EXERCISE BRIEF: Every line below that holds the string "commit" should be copied out.

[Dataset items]
───

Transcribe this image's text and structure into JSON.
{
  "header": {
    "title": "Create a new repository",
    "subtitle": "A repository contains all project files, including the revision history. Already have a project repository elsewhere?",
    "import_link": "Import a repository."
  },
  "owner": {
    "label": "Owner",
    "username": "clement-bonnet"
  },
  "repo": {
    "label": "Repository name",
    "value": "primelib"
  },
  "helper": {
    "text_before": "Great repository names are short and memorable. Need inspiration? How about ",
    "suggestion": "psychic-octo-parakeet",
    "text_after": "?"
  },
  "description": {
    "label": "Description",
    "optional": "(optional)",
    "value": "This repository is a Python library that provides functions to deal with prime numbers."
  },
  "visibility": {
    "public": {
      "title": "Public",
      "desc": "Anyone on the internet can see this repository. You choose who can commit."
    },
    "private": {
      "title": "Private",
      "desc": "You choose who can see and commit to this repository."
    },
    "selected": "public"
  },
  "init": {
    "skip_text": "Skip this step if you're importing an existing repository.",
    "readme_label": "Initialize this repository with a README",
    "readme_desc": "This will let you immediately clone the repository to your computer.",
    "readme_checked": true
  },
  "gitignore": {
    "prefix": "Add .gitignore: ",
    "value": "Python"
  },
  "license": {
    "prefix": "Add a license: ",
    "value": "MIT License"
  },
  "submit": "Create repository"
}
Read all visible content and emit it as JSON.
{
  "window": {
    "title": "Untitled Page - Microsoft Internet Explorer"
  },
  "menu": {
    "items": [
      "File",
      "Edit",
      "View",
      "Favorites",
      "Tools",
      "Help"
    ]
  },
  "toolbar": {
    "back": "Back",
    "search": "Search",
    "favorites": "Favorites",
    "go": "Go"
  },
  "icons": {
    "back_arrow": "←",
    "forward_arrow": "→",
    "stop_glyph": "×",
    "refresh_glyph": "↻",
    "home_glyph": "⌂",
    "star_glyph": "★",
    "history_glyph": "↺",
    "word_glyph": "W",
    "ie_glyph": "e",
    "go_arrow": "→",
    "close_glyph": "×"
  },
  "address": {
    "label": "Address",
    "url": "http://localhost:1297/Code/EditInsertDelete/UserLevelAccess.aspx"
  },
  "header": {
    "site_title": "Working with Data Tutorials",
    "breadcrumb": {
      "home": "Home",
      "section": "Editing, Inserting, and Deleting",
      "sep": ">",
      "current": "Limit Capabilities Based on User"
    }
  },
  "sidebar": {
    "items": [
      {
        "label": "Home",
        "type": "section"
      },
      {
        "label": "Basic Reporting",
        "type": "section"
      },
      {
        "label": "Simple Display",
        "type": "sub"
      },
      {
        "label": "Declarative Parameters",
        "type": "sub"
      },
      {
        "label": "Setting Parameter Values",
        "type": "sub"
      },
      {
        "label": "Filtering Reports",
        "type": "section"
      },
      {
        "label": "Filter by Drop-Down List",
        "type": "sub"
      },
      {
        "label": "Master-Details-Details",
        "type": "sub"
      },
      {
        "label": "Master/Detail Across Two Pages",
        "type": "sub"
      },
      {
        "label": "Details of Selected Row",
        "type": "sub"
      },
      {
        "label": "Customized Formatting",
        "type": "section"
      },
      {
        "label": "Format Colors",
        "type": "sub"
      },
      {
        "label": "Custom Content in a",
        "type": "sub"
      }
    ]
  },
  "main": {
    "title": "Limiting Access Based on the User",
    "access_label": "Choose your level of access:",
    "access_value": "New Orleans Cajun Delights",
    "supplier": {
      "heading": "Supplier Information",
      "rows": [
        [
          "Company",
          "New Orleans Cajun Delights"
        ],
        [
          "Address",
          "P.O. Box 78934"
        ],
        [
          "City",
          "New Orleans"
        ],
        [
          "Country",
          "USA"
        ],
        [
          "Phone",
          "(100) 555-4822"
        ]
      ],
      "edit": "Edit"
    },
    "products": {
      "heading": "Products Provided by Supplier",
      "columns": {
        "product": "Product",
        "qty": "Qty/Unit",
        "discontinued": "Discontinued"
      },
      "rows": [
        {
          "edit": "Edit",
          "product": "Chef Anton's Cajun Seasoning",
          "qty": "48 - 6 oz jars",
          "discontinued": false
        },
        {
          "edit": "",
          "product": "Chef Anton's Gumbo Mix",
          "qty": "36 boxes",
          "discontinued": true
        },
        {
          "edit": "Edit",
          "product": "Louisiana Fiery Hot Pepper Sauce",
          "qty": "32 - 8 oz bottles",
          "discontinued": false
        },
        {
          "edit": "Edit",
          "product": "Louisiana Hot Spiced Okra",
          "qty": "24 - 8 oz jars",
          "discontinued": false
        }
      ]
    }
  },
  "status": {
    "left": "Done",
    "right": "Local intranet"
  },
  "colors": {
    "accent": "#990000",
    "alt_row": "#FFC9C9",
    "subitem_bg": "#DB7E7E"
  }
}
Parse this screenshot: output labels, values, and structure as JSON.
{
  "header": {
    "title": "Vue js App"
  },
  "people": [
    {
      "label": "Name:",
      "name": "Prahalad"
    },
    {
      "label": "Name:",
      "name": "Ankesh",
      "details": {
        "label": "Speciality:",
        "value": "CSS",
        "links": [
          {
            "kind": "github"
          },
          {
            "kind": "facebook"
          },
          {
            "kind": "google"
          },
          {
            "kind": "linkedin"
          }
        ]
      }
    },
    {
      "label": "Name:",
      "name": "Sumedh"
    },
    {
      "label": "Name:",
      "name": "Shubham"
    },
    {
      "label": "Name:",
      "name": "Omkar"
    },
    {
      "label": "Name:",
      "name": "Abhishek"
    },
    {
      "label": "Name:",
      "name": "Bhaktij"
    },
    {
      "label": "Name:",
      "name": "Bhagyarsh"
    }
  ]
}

───

EXERCISE SOLUTION:
      "desc": "Anyone on the internet can see this repository. You choose who can commit."
      "desc": "You choose who can see and commit to this repository."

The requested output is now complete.